** STORED DATA **

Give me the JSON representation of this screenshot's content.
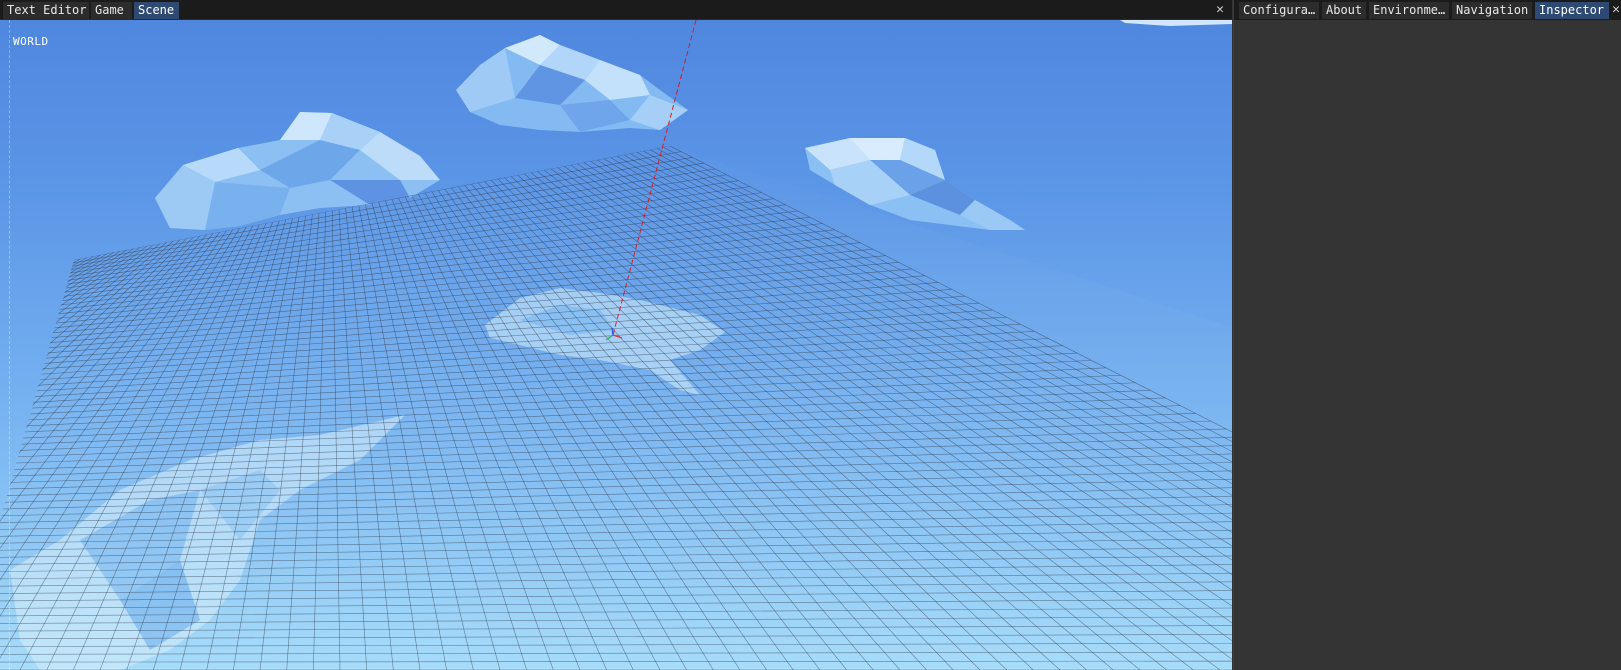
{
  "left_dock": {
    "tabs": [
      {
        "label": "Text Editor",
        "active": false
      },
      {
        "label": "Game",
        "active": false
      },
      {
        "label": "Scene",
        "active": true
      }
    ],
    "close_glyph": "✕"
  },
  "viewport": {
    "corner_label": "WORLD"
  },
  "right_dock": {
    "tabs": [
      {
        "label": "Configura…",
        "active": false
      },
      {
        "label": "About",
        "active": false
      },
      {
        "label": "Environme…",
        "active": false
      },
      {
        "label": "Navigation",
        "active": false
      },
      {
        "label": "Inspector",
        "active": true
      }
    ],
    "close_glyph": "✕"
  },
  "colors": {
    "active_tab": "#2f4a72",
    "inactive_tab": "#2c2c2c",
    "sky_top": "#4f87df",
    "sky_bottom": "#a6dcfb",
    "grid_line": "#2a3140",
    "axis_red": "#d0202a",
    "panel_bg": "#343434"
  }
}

** TASK GOAL **
Transcribe all the lines above exactly, apart from the pictures.

** ANSWER TO THIS TASK **
Give me the JSON representation of this screenshot's content.
{
  "left_dock": {
    "tabs": [
      {
        "label": "Text Editor",
        "active": false
      },
      {
        "label": "Game",
        "active": false
      },
      {
        "label": "Scene",
        "active": true
      }
    ],
    "close_glyph": "✕"
  },
  "viewport": {
    "corner_label": "WORLD"
  },
  "right_dock": {
    "tabs": [
      {
        "label": "Configura…",
        "active": false
      },
      {
        "label": "About",
        "active": false
      },
      {
        "label": "Environme…",
        "active": false
      },
      {
        "label": "Navigation",
        "active": false
      },
      {
        "label": "Inspector",
        "active": true
      }
    ],
    "close_glyph": "✕"
  },
  "colors": {
    "active_tab": "#2f4a72",
    "inactive_tab": "#2c2c2c",
    "sky_top": "#4f87df",
    "sky_bottom": "#a6dcfb",
    "grid_line": "#2a3140",
    "axis_red": "#d0202a",
    "panel_bg": "#343434"
  }
}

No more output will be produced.